What you will do: Extract all records. Keep each one exact.
* * * * * * *
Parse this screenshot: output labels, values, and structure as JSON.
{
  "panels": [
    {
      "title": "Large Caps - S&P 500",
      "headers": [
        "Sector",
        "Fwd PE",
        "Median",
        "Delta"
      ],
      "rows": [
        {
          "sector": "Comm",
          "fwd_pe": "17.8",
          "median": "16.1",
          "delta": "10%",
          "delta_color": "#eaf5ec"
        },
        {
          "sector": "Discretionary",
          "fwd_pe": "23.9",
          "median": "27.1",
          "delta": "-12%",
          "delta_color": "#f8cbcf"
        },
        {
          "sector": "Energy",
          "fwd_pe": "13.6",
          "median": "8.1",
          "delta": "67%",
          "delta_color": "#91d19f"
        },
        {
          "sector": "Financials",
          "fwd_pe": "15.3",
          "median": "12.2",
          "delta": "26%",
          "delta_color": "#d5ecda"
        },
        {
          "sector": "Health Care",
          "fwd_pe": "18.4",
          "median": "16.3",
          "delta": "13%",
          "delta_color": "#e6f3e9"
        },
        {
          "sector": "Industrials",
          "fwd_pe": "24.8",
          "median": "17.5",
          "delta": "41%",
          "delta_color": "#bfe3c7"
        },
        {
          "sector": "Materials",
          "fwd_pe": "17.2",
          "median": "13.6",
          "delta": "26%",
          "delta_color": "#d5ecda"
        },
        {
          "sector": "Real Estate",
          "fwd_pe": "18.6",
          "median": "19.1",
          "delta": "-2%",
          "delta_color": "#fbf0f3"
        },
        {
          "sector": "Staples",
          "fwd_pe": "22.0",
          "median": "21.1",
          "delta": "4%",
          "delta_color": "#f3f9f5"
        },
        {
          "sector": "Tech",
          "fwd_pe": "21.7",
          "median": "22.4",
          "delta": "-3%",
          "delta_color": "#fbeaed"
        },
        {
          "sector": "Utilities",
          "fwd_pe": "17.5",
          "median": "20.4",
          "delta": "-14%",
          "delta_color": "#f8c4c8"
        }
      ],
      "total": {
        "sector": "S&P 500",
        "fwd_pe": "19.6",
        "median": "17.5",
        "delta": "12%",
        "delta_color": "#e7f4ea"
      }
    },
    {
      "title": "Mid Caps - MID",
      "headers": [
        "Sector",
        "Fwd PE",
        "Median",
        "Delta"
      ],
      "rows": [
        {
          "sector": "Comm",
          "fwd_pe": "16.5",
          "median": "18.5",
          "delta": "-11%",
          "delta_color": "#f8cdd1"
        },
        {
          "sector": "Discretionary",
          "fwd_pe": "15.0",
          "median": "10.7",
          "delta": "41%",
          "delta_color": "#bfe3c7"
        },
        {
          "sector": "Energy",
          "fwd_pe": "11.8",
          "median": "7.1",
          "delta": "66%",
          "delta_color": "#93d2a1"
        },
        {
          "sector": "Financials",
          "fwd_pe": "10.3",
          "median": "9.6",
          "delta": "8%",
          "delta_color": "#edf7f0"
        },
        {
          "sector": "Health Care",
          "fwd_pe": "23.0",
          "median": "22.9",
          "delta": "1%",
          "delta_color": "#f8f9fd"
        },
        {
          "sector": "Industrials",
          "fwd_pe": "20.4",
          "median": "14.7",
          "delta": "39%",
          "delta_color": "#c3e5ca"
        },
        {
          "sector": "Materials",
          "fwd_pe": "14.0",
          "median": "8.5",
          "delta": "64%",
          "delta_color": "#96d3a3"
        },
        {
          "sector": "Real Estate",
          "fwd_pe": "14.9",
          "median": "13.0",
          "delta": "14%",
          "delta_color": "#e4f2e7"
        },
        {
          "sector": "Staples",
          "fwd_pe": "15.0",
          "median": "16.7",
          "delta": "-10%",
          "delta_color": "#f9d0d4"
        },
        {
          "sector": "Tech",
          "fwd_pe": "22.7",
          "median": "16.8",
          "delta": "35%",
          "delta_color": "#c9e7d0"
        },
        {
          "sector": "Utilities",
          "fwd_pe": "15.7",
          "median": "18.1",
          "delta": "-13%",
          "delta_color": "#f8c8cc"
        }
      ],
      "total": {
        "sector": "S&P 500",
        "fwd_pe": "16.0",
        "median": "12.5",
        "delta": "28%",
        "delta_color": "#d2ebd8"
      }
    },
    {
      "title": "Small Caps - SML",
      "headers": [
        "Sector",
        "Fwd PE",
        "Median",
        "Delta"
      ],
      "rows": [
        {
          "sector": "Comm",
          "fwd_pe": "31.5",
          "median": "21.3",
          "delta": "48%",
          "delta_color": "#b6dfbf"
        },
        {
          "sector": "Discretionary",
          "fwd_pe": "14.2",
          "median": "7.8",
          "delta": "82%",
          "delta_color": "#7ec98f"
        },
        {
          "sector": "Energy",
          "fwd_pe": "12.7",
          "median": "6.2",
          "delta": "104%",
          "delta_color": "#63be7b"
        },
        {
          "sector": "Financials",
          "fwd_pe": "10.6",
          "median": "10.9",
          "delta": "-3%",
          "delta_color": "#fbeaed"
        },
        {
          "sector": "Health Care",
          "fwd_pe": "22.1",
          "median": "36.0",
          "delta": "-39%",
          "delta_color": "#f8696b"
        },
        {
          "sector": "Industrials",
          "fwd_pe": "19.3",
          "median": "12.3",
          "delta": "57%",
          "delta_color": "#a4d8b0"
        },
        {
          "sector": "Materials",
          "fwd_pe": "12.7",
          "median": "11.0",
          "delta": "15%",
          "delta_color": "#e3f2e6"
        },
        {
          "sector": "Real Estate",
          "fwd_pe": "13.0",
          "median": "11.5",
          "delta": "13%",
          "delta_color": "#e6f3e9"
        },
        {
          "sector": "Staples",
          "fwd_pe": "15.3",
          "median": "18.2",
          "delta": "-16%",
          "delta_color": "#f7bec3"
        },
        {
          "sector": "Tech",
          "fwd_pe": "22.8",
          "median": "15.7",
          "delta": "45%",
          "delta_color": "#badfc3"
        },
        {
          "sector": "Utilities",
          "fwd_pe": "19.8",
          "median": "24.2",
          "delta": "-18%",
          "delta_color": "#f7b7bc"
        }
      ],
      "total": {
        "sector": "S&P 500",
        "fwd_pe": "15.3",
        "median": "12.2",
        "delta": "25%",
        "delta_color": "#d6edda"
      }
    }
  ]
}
* * * * * * *
Final result:
Parse this screenshot: output labels, values, and structure as JSON.
{
  "panels": [
    {
      "title": "Large Caps - S&P 500",
      "headers": [
        "Sector",
        "Fwd PE",
        "Median",
        "Delta"
      ],
      "rows": [
        {
          "sector": "Comm",
          "fwd_pe": "17.8",
          "median": "16.1",
          "delta": "10%",
          "delta_color": "#eaf5ec"
        },
        {
          "sector": "Discretionary",
          "fwd_pe": "23.9",
          "median": "27.1",
          "delta": "-12%",
          "delta_color": "#f8cbcf"
        },
        {
          "sector": "Energy",
          "fwd_pe": "13.6",
          "median": "8.1",
          "delta": "67%",
          "delta_color": "#91d19f"
        },
        {
          "sector": "Financials",
          "fwd_pe": "15.3",
          "median": "12.2",
          "delta": "26%",
          "delta_color": "#d5ecda"
        },
        {
          "sector": "Health Care",
          "fwd_pe": "18.4",
          "median": "16.3",
          "delta": "13%",
          "delta_color": "#e6f3e9"
        },
        {
          "sector": "Industrials",
          "fwd_pe": "24.8",
          "median": "17.5",
          "delta": "41%",
          "delta_color": "#bfe3c7"
        },
        {
          "sector": "Materials",
          "fwd_pe": "17.2",
          "median": "13.6",
          "delta": "26%",
          "delta_color": "#d5ecda"
        },
        {
          "sector": "Real Estate",
          "fwd_pe": "18.6",
          "median": "19.1",
          "delta": "-2%",
          "delta_color": "#fbf0f3"
        },
        {
          "sector": "Staples",
          "fwd_pe": "22.0",
          "median": "21.1",
          "delta": "4%",
          "delta_color": "#f3f9f5"
        },
        {
          "sector": "Tech",
          "fwd_pe": "21.7",
          "median": "22.4",
          "delta": "-3%",
          "delta_color": "#fbeaed"
        },
        {
          "sector": "Utilities",
          "fwd_pe": "17.5",
          "median": "20.4",
          "delta": "-14%",
          "delta_color": "#f8c4c8"
        }
      ],
      "total": {
        "sector": "S&P 500",
        "fwd_pe": "19.6",
        "median": "17.5",
        "delta": "12%",
        "delta_color": "#e7f4ea"
      }
    },
    {
      "title": "Mid Caps - MID",
      "headers": [
        "Sector",
        "Fwd PE",
        "Median",
        "Delta"
      ],
      "rows": [
        {
          "sector": "Comm",
          "fwd_pe": "16.5",
          "median": "18.5",
          "delta": "-11%",
          "delta_color": "#f8cdd1"
        },
        {
          "sector": "Discretionary",
          "fwd_pe": "15.0",
          "median": "10.7",
          "delta": "41%",
          "delta_color": "#bfe3c7"
        },
        {
          "sector": "Energy",
          "fwd_pe": "11.8",
          "median": "7.1",
          "delta": "66%",
          "delta_color": "#93d2a1"
        },
        {
          "sector": "Financials",
          "fwd_pe": "10.3",
          "median": "9.6",
          "delta": "8%",
          "delta_color": "#edf7f0"
        },
        {
          "sector": "Health Care",
          "fwd_pe": "23.0",
          "median": "22.9",
          "delta": "1%",
          "delta_color": "#f8f9fd"
        },
        {
          "sector": "Industrials",
          "fwd_pe": "20.4",
          "median": "14.7",
          "delta": "39%",
          "delta_color": "#c3e5ca"
        },
        {
          "sector": "Materials",
          "fwd_pe": "14.0",
          "median": "8.5",
          "delta": "64%",
          "delta_color": "#96d3a3"
        },
        {
          "sector": "Real Estate",
          "fwd_pe": "14.9",
          "median": "13.0",
          "delta": "14%",
          "delta_color": "#e4f2e7"
        },
        {
          "sector": "Staples",
          "fwd_pe": "15.0",
          "median": "16.7",
          "delta": "-10%",
          "delta_color": "#f9d0d4"
        },
        {
          "sector": "Tech",
          "fwd_pe": "22.7",
          "median": "16.8",
          "delta": "35%",
          "delta_color": "#c9e7d0"
        },
        {
          "sector": "Utilities",
          "fwd_pe": "15.7",
          "median": "18.1",
          "delta": "-13%",
          "delta_color": "#f8c8cc"
        }
      ],
      "total": {
        "sector": "S&P 500",
        "fwd_pe": "16.0",
        "median": "12.5",
        "delta": "28%",
        "delta_color": "#d2ebd8"
      }
    },
    {
      "title": "Small Caps - SML",
      "headers": [
        "Sector",
        "Fwd PE",
        "Median",
        "Delta"
      ],
      "rows": [
        {
          "sector": "Comm",
          "fwd_pe": "31.5",
          "median": "21.3",
          "delta": "48%",
          "delta_color": "#b6dfbf"
        },
        {
          "sector": "Discretionary",
          "fwd_pe": "14.2",
          "median": "7.8",
          "delta": "82%",
          "delta_color": "#7ec98f"
        },
        {
          "sector": "Energy",
          "fwd_pe": "12.7",
          "median": "6.2",
          "delta": "104%",
          "delta_color": "#63be7b"
        },
        {
          "sector": "Financials",
          "fwd_pe": "10.6",
          "median": "10.9",
          "delta": "-3%",
          "delta_color": "#fbeaed"
        },
        {
          "sector": "Health Care",
          "fwd_pe": "22.1",
          "median": "36.0",
          "delta": "-39%",
          "delta_color": "#f8696b"
        },
        {
          "sector": "Industrials",
          "fwd_pe": "19.3",
          "median": "12.3",
          "delta": "57%",
          "delta_color": "#a4d8b0"
        },
        {
          "sector": "Materials",
          "fwd_pe": "12.7",
          "median": "11.0",
          "delta": "15%",
          "delta_color": "#e3f2e6"
        },
        {
          "sector": "Real Estate",
          "fwd_pe": "13.0",
          "median": "11.5",
          "delta": "13%",
          "delta_color": "#e6f3e9"
        },
        {
          "sector": "Staples",
          "fwd_pe": "15.3",
          "median": "18.2",
          "delta": "-16%",
          "delta_color": "#f7bec3"
        },
        {
          "sector": "Tech",
          "fwd_pe": "22.8",
          "median": "15.7",
          "delta": "45%",
          "delta_color": "#badfc3"
        },
        {
          "sector": "Utilities",
          "fwd_pe": "19.8",
          "median": "24.2",
          "delta": "-18%",
          "delta_color": "#f7b7bc"
        }
      ],
      "total": {
        "sector": "S&P 500",
        "fwd_pe": "15.3",
        "median": "12.2",
        "delta": "25%",
        "delta_color": "#d6edda"
      }
    }
  ]
}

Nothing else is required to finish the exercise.